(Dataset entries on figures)
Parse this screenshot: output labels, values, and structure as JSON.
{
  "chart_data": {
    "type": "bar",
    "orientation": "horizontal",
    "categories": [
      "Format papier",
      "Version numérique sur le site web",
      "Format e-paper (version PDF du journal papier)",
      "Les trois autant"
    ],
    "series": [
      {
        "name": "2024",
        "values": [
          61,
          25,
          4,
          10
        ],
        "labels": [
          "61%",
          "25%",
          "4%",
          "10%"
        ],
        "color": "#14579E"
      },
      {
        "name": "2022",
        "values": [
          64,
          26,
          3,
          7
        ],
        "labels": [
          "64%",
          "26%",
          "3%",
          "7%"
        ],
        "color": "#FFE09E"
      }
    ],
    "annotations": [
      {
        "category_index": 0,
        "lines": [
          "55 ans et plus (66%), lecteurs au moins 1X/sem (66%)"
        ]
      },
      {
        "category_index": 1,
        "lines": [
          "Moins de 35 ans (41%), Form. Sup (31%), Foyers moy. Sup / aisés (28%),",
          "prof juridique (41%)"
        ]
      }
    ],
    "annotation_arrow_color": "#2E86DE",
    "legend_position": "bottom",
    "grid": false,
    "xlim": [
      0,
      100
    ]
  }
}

--

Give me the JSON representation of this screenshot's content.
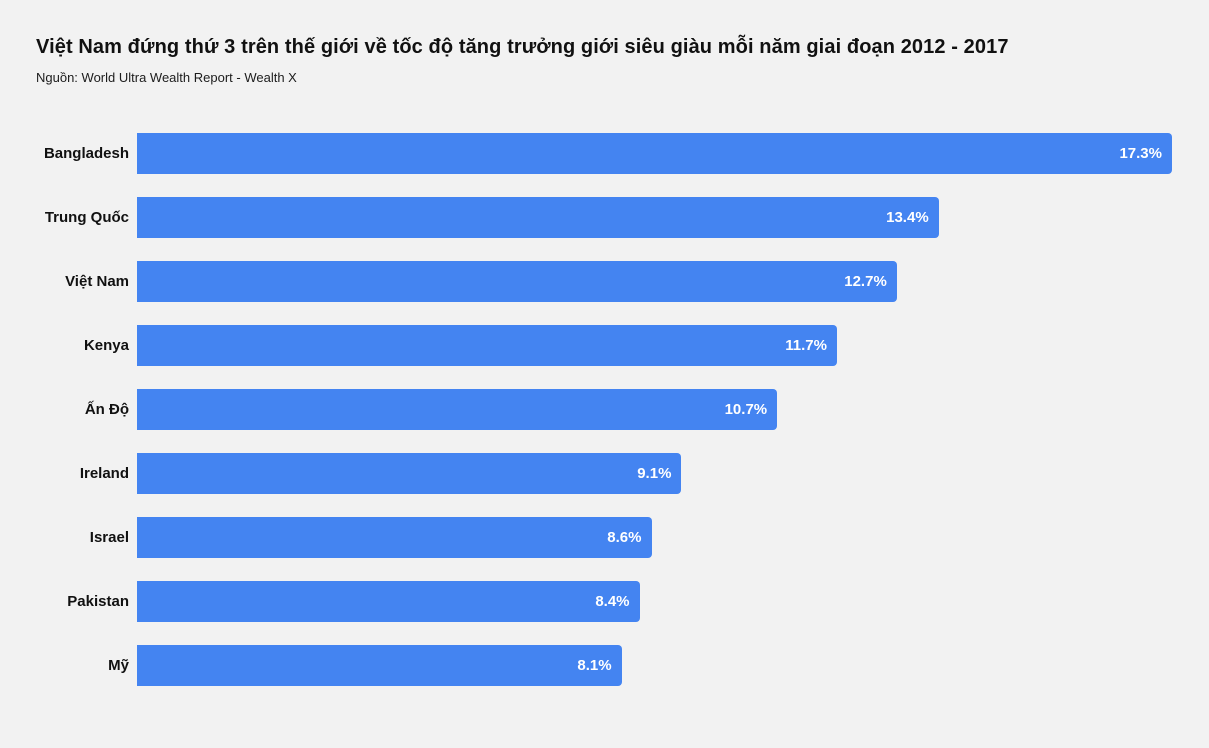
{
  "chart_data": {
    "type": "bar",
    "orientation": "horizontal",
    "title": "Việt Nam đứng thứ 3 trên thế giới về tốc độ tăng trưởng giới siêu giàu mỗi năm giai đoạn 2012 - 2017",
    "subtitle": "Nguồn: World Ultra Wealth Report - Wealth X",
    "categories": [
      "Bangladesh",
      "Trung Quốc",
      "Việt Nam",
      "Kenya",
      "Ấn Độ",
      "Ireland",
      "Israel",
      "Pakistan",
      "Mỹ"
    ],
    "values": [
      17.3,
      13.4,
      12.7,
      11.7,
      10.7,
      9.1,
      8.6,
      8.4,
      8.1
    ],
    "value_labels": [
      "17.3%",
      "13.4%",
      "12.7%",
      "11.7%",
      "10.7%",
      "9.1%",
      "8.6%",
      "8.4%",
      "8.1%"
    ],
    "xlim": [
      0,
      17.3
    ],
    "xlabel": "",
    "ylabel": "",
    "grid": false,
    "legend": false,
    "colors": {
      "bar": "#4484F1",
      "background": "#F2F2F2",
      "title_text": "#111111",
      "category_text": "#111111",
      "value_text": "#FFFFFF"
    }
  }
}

• _Set exercise_
Gather every line containing the word "screenshot" and copy it.

• _Reply_
Parse this screenshot: output labels, values, and structure as JSON.
Give me the JSON representation of this screenshot's content.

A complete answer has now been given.